● **GIVEN REQUEST**: Answer with the number of lines in the listing below that contain the word "place", and nothing else.

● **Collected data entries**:
--------
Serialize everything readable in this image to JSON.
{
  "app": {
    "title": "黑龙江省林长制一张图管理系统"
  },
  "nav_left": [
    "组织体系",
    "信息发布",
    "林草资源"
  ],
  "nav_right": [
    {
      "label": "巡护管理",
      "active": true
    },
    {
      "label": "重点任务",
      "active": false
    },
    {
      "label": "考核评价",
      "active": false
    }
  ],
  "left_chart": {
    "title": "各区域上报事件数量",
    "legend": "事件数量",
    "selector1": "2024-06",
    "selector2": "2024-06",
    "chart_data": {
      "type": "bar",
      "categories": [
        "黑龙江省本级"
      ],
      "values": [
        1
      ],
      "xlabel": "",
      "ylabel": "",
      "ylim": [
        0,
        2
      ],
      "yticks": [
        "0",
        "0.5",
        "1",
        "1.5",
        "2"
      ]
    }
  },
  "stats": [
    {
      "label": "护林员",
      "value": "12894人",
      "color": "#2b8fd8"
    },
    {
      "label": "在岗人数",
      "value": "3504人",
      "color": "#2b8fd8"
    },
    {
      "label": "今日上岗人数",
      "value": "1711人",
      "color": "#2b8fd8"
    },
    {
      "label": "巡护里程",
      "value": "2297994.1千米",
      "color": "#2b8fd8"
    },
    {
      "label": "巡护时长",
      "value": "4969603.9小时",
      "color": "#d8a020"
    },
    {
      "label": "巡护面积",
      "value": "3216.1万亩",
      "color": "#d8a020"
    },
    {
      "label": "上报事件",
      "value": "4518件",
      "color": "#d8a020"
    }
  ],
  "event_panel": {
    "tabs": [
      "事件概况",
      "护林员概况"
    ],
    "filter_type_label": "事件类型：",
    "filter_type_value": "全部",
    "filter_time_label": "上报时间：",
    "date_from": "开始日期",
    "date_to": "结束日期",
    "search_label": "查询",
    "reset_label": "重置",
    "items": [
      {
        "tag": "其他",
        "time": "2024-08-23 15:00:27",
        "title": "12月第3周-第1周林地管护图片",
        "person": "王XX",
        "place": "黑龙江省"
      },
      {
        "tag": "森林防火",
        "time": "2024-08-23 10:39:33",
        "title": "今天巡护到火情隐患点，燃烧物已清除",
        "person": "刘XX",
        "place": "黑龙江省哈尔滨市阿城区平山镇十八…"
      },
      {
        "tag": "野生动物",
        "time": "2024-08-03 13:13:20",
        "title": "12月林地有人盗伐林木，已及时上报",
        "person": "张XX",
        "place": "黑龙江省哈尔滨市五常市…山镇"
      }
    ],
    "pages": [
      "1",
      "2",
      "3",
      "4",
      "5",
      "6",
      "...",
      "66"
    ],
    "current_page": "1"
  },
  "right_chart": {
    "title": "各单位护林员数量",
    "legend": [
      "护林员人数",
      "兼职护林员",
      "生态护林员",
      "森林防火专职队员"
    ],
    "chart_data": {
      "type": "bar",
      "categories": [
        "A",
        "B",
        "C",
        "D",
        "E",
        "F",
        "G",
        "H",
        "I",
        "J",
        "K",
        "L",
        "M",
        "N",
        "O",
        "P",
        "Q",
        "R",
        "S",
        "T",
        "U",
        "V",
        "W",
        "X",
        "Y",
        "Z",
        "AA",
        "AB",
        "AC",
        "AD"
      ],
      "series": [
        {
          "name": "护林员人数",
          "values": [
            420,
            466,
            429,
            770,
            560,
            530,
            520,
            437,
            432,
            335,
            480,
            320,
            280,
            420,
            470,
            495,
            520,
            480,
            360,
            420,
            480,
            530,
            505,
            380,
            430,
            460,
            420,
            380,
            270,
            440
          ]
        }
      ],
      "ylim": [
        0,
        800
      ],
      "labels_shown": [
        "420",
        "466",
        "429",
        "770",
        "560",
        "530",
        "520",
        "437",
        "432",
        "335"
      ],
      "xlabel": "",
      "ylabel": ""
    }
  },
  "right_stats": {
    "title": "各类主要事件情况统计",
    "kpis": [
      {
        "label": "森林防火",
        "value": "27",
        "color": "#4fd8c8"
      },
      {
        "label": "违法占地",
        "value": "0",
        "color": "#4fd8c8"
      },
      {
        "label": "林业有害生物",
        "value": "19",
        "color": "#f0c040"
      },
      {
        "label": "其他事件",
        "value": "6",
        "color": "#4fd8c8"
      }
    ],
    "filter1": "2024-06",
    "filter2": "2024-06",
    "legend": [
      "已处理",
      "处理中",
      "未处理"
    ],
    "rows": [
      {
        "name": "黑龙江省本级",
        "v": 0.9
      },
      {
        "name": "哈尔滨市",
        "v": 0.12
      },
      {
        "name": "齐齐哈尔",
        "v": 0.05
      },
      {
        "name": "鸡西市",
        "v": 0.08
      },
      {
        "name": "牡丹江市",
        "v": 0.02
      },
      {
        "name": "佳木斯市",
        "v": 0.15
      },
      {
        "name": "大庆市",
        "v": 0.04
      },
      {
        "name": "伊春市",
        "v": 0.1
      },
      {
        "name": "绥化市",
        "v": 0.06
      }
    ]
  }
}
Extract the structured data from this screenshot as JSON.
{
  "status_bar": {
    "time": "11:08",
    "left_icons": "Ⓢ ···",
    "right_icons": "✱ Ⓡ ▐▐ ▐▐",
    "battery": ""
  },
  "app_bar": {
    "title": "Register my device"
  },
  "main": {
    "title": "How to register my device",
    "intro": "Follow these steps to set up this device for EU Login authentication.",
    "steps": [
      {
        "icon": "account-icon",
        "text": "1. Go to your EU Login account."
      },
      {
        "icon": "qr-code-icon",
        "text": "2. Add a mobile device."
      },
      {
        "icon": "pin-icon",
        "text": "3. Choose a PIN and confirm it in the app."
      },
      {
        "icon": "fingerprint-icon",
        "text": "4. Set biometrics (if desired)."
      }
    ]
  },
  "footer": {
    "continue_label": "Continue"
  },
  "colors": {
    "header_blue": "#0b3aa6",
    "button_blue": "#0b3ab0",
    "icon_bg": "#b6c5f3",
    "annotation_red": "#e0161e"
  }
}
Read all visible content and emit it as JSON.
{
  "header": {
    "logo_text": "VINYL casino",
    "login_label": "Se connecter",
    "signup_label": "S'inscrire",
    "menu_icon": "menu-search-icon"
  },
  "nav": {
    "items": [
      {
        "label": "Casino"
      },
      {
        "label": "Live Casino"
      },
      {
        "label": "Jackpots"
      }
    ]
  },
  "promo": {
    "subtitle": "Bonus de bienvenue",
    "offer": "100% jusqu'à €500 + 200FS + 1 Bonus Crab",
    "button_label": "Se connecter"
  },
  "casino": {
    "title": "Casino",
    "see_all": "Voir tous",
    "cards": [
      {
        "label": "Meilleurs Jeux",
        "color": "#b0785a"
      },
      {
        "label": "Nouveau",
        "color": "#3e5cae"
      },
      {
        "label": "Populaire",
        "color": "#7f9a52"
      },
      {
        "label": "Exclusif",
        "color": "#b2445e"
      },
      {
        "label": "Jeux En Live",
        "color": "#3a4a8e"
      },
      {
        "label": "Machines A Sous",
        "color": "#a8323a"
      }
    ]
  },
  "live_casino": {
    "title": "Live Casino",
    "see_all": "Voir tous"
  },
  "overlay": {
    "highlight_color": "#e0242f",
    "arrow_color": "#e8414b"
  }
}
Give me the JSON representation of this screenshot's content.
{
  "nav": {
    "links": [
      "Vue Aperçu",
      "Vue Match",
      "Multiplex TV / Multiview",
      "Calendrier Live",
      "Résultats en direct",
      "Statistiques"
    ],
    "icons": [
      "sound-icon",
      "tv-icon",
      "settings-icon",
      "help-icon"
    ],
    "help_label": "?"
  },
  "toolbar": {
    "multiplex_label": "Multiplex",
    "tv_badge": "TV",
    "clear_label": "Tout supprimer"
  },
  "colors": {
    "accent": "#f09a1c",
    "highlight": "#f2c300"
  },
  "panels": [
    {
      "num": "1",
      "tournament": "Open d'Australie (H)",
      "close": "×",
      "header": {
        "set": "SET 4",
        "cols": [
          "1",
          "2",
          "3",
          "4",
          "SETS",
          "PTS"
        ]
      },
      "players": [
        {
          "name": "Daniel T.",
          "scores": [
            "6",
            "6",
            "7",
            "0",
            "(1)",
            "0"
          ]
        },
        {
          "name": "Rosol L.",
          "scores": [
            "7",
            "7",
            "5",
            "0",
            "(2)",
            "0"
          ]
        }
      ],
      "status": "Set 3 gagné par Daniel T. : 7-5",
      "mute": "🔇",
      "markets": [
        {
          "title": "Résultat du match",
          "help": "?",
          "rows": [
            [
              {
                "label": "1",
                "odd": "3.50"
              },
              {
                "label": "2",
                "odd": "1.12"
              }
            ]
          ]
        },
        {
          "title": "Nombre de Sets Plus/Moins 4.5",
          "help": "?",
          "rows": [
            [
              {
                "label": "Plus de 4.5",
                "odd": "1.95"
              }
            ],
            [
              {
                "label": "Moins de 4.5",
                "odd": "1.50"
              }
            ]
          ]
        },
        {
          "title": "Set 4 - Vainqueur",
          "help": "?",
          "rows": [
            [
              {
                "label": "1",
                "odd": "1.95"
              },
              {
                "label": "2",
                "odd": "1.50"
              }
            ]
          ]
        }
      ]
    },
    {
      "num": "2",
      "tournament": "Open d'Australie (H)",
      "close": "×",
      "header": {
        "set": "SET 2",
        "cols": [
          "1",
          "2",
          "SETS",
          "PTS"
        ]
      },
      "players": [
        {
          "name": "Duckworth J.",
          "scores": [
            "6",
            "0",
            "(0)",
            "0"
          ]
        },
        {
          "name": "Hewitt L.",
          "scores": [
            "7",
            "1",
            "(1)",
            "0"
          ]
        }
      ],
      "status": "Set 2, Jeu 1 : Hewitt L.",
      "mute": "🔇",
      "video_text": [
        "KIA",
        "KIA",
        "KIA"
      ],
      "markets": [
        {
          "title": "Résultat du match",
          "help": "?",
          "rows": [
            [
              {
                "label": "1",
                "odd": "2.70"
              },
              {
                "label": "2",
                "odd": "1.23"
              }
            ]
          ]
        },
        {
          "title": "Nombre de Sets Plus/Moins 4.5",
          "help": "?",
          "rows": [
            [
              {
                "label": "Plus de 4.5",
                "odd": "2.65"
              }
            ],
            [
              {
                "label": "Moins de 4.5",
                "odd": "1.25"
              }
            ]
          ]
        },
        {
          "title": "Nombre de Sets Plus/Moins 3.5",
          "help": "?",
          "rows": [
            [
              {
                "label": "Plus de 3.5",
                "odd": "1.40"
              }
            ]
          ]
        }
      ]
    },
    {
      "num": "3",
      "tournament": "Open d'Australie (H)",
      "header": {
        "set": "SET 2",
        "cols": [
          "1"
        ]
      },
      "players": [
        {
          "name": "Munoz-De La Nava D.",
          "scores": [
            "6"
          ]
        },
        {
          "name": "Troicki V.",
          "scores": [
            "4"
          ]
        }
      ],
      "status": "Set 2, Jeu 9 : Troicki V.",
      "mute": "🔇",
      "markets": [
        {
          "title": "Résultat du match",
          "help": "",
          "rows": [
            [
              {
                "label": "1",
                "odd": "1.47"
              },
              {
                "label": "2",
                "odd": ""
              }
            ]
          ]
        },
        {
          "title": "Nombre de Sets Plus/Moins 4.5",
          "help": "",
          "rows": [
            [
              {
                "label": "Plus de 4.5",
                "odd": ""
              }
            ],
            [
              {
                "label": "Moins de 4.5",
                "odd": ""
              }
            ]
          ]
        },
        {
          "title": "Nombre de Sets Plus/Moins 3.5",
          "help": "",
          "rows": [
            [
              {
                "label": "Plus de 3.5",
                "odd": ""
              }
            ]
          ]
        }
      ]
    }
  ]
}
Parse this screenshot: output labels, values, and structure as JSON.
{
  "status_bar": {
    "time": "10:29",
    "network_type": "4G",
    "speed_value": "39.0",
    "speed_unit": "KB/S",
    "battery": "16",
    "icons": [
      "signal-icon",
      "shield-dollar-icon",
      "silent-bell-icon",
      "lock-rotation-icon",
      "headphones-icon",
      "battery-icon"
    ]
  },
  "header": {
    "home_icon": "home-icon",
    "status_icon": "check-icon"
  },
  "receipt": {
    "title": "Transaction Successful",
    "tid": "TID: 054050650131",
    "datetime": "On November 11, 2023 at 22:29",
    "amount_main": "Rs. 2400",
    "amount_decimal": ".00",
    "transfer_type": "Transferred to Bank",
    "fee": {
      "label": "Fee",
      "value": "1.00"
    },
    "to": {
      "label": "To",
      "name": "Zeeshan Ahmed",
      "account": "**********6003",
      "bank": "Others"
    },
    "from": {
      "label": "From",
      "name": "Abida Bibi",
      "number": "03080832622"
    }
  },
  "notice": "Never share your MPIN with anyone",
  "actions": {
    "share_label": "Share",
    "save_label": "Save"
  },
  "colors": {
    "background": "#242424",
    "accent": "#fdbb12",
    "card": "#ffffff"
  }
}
--------
● **ANSWER TO THE PROBLEM**: 3